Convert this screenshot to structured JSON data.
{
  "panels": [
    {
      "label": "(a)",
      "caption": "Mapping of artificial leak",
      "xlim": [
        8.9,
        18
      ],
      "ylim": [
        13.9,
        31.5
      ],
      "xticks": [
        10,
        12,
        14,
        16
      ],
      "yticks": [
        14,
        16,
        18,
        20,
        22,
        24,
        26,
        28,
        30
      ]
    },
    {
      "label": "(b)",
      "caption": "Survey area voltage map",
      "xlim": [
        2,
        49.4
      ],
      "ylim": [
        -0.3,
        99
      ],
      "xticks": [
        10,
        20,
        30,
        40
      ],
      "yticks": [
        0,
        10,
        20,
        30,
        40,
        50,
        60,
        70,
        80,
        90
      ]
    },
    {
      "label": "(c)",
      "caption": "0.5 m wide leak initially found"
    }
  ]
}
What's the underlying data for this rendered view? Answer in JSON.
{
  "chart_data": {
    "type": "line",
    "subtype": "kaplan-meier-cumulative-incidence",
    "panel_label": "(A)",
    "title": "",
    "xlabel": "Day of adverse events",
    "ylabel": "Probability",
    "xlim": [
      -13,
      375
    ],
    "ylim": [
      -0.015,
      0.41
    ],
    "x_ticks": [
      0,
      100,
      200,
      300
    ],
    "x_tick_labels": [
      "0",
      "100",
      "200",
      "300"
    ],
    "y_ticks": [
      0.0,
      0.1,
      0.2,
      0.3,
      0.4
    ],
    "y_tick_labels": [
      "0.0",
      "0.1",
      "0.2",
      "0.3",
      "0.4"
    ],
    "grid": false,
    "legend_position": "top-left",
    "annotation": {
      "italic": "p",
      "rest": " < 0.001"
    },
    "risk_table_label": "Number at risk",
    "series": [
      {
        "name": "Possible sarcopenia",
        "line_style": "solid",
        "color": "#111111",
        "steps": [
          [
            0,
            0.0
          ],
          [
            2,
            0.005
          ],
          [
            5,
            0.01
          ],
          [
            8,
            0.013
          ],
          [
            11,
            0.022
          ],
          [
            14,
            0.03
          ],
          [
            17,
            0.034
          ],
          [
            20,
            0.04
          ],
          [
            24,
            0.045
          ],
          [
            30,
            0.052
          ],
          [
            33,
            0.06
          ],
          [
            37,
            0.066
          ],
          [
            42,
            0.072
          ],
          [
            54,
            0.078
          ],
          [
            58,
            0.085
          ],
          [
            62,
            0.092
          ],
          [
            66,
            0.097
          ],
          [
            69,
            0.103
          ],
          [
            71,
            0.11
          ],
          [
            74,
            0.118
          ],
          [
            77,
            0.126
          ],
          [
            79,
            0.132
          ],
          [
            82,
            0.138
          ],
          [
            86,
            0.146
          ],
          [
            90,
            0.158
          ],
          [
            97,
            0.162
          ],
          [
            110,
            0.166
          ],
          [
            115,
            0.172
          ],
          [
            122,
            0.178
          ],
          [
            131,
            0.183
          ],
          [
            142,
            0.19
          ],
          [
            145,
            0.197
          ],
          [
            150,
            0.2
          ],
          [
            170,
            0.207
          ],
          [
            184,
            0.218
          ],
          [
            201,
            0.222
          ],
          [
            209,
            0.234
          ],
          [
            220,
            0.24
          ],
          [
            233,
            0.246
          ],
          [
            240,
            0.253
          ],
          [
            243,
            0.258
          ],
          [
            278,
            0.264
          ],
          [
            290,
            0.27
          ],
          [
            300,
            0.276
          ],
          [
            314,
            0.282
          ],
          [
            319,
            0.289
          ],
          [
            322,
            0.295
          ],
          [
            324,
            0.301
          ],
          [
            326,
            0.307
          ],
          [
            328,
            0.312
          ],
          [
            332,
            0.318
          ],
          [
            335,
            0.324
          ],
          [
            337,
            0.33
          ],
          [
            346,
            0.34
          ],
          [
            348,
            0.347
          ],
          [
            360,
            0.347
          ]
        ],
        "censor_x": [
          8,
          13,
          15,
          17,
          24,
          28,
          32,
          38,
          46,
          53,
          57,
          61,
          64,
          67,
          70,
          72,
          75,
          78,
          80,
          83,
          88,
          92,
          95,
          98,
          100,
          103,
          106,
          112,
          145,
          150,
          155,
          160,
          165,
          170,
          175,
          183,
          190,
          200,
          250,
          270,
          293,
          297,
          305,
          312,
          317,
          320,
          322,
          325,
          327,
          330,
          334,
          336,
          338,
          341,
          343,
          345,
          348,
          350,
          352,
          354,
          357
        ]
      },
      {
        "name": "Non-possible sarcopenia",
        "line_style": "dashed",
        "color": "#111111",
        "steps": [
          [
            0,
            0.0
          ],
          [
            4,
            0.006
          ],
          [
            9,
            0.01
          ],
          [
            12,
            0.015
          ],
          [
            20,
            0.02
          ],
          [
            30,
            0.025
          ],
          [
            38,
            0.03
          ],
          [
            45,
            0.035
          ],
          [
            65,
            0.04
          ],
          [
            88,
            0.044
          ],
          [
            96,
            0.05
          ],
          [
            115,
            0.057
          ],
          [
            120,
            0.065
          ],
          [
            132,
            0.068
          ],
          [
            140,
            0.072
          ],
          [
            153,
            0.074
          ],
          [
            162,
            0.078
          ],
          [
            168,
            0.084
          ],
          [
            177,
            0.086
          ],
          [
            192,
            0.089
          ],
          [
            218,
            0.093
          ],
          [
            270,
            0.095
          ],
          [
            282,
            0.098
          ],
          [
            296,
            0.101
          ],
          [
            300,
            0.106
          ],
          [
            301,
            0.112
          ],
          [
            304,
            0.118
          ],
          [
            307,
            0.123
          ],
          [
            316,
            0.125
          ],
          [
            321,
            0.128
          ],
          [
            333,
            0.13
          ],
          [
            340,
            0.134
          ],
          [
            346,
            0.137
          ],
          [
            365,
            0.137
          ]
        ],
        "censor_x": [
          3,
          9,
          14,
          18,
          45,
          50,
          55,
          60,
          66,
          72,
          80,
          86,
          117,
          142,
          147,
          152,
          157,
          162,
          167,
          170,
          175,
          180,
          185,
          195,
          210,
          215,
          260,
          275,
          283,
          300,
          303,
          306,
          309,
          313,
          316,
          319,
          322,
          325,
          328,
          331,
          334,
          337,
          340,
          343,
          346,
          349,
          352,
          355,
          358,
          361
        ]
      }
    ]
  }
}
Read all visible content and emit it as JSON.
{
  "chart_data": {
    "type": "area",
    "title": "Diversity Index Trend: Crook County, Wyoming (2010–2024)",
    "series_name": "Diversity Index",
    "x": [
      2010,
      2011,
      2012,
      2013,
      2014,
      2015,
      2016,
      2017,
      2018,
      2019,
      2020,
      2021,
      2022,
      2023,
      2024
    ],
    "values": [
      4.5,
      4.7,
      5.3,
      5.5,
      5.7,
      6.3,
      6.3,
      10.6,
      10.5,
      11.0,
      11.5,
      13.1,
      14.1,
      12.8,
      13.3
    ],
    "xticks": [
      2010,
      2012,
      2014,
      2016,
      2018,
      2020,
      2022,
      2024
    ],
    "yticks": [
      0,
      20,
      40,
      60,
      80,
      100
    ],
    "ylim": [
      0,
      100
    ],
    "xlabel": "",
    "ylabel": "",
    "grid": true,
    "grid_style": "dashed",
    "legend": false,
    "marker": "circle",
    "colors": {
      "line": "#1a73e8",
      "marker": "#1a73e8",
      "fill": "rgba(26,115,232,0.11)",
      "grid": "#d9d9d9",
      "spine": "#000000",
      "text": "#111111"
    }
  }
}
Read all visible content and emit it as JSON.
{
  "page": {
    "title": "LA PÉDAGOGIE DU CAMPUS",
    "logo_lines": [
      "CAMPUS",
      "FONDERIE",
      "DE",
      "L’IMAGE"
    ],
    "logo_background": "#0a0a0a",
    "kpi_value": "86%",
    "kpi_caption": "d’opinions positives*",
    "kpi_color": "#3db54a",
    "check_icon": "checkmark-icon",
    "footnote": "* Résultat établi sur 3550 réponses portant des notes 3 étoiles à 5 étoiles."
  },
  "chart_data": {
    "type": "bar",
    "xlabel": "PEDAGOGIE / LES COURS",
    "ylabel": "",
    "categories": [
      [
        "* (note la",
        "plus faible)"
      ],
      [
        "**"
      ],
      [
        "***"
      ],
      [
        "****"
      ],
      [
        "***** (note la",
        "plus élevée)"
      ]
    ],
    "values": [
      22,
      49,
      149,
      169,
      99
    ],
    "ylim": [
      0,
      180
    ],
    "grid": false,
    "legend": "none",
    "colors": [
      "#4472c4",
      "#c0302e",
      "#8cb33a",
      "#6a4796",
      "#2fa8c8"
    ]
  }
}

**GIVEN REQUEST**
From the records, copy every line that has the string "CAMPUS" in it.

**TASK RESULT**
    "title": "LA PÉDAGOGIE DU CAMPUS",
      "CAMPUS",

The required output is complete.